-------- Recorded data

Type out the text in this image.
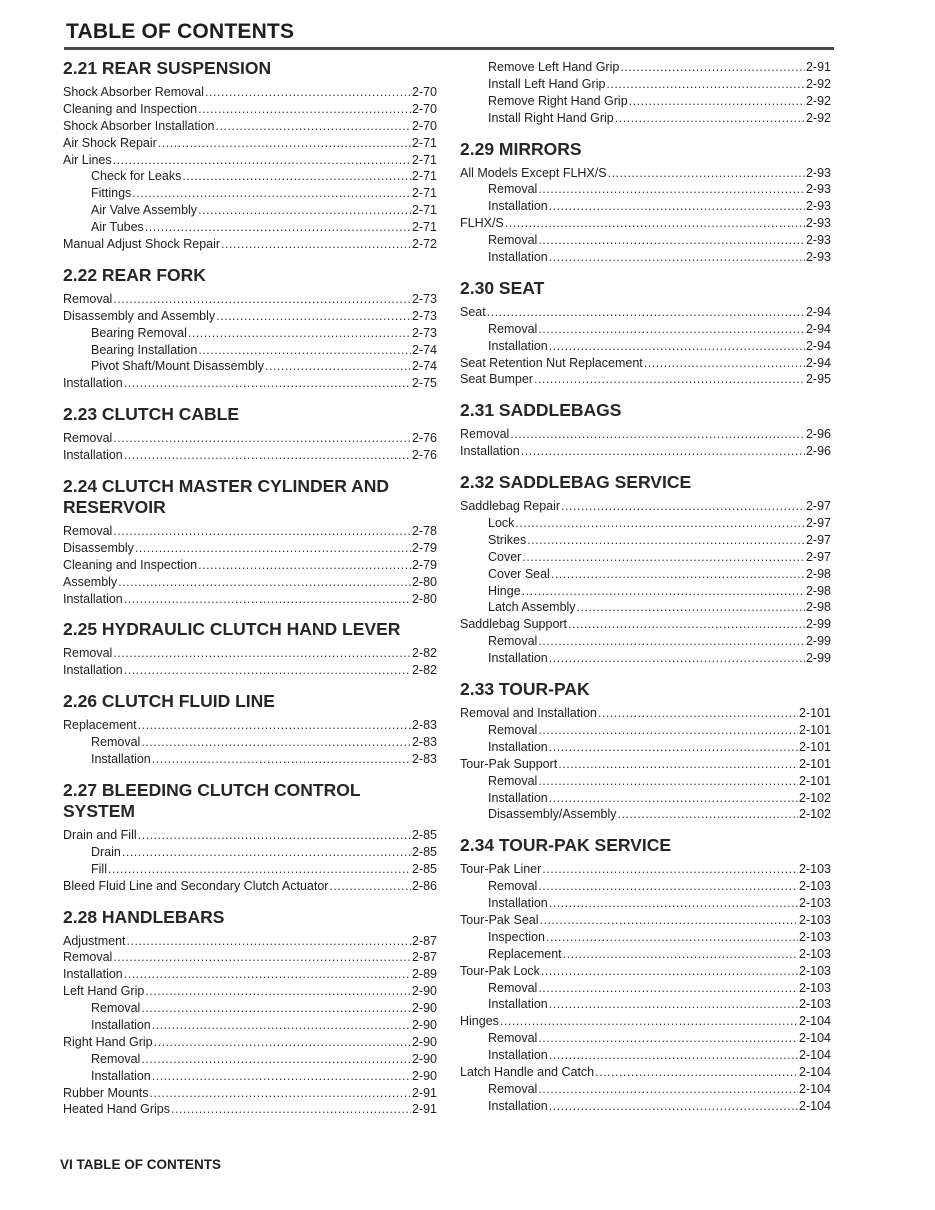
TABLE OF CONTENTS
2.21 REAR SUSPENSION
Shock Absorber Removal .....	2-70
Cleaning and Inspection .....	2-70
Shock Absorber Installation .....	2-70
Air Shock Repair .....	2-71
Air Lines .....	2-71
Check for Leaks .....	2-71
Fittings .....	2-71
Air Valve Assembly .....	2-71
Air Tubes .....	2-71
Manual Adjust Shock Repair .....	2-72
2.22 REAR FORK
Removal .....	2-73
Disassembly and Assembly .....	2-73
Bearing Removal .....	2-73
Bearing Installation .....	2-74
Pivot Shaft/Mount Disassembly .....	2-74
Installation .....	2-75
2.23 CLUTCH CABLE
Removal .....	2-76
Installation .....	2-76
2.24 CLUTCH MASTER CYLINDER AND RESERVOIR
Removal .....	2-78
Disassembly .....	2-79
Cleaning and Inspection .....	2-79
Assembly .....	2-80
Installation .....	2-80
2.25 HYDRAULIC CLUTCH HAND LEVER
Removal .....	2-82
Installation .....	2-82
2.26 CLUTCH FLUID LINE
Replacement .....	2-83
Removal .....	2-83
Installation .....	2-83
2.27 BLEEDING CLUTCH CONTROL SYSTEM
Drain and Fill .....	2-85
Drain .....	2-85
Fill .....	2-85
Bleed Fluid Line and Secondary Clutch Actuator .....	2-86
2.28 HANDLEBARS
Adjustment .....	2-87
Removal .....	2-87
Installation .....	2-89
Left Hand Grip .....	2-90
Removal .....	2-90
Installation .....	2-90
Right Hand Grip .....	2-90
Removal .....	2-90
Installation .....	2-90
Rubber Mounts .....	2-91
Heated Hand Grips .....	2-91
Remove Left Hand Grip .....	2-91
Install Left Hand Grip .....	2-92
Remove Right Hand Grip .....	2-92
Install Right Hand Grip .....	2-92
2.29 MIRRORS
All Models Except FLHX/S .....	2-93
Removal .....	2-93
Installation .....	2-93
FLHX/S .....	2-93
Removal .....	2-93
Installation .....	2-93
2.30 SEAT
Seat .....	2-94
Removal .....	2-94
Installation .....	2-94
Seat Retention Nut Replacement .....	2-94
Seat Bumper .....	2-95
2.31 SADDLEBAGS
Removal .....	2-96
Installation .....	2-96
2.32 SADDLEBAG SERVICE
Saddlebag Repair .....	2-97
Lock .....	2-97
Strikes .....	2-97
Cover .....	2-97
Cover Seal .....	2-98
Hinge .....	2-98
Latch Assembly .....	2-98
Saddlebag Support .....	2-99
Removal .....	2-99
Installation .....	2-99
2.33 TOUR-PAK
Removal and Installation .....	2-101
Removal .....	2-101
Installation .....	2-101
Tour-Pak Support .....	2-101
Removal .....	2-101
Installation .....	2-102
Disassembly/Assembly .....	2-102
2.34 TOUR-PAK SERVICE
Tour-Pak Liner .....	2-103
Removal .....	2-103
Installation .....	2-103
Tour-Pak Seal .....	2-103
Inspection .....	2-103
Replacement .....	2-103
Tour-Pak Lock .....	2-103
Removal .....	2-103
Installation .....	2-103
Hinges .....	2-104
Removal .....	2-104
Installation .....	2-104
Latch Handle and Catch .....	2-104
Removal .....	2-104
Installation .....	2-104
VI TABLE OF CONTENTS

----------------

Task objective: Skip every picture and transcribe the data above exactly.

Exercise solution:
Type out the text in this image.
TABLE OF CONTENTS
2.21 REAR SUSPENSION
Shock Absorber Removal .....	2-70
Cleaning and Inspection .....	2-70
Shock Absorber Installation .....	2-70
Air Shock Repair .....	2-71
Air Lines .....	2-71
Check for Leaks .....	2-71
Fittings .....	2-71
Air Valve Assembly .....	2-71
Air Tubes .....	2-71
Manual Adjust Shock Repair .....	2-72
2.22 REAR FORK
Removal .....	2-73
Disassembly and Assembly .....	2-73
Bearing Removal .....	2-73
Bearing Installation .....	2-74
Pivot Shaft/Mount Disassembly .....	2-74
Installation .....	2-75
2.23 CLUTCH CABLE
Removal .....	2-76
Installation .....	2-76
2.24 CLUTCH MASTER CYLINDER AND RESERVOIR
Removal .....	2-78
Disassembly .....	2-79
Cleaning and Inspection .....	2-79
Assembly .....	2-80
Installation .....	2-80
2.25 HYDRAULIC CLUTCH HAND LEVER
Removal .....	2-82
Installation .....	2-82
2.26 CLUTCH FLUID LINE
Replacement .....	2-83
Removal .....	2-83
Installation .....	2-83
2.27 BLEEDING CLUTCH CONTROL SYSTEM
Drain and Fill .....	2-85
Drain .....	2-85
Fill .....	2-85
Bleed Fluid Line and Secondary Clutch Actuator .....	2-86
2.28 HANDLEBARS
Adjustment .....	2-87
Removal .....	2-87
Installation .....	2-89
Left Hand Grip .....	2-90
Removal .....	2-90
Installation .....	2-90
Right Hand Grip .....	2-90
Removal .....	2-90
Installation .....	2-90
Rubber Mounts .....	2-91
Heated Hand Grips .....	2-91
Remove Left Hand Grip .....	2-91
Install Left Hand Grip .....	2-92
Remove Right Hand Grip .....	2-92
Install Right Hand Grip .....	2-92
2.29 MIRRORS
All Models Except FLHX/S .....	2-93
Removal .....	2-93
Installation .....	2-93
FLHX/S .....	2-93
Removal .....	2-93
Installation .....	2-93
2.30 SEAT
Seat .....	2-94
Removal .....	2-94
Installation .....	2-94
Seat Retention Nut Replacement .....	2-94
Seat Bumper .....	2-95
2.31 SADDLEBAGS
Removal .....	2-96
Installation .....	2-96
2.32 SADDLEBAG SERVICE
Saddlebag Repair .....	2-97
Lock .....	2-97
Strikes .....	2-97
Cover .....	2-97
Cover Seal .....	2-98
Hinge .....	2-98
Latch Assembly .....	2-98
Saddlebag Support .....	2-99
Removal .....	2-99
Installation .....	2-99
2.33 TOUR-PAK
Removal and Installation .....	2-101
Removal .....	2-101
Installation .....	2-101
Tour-Pak Support .....	2-101
Removal .....	2-101
Installation .....	2-102
Disassembly/Assembly .....	2-102
2.34 TOUR-PAK SERVICE
Tour-Pak Liner .....	2-103
Removal .....	2-103
Installation .....	2-103
Tour-Pak Seal .....	2-103
Inspection .....	2-103
Replacement .....	2-103
Tour-Pak Lock .....	2-103
Removal .....	2-103
Installation .....	2-103
Hinges .....	2-104
Removal .....	2-104
Installation .....	2-104
Latch Handle and Catch .....	2-104
Removal .....	2-104
Installation .....	2-104
VI TABLE OF CONTENTS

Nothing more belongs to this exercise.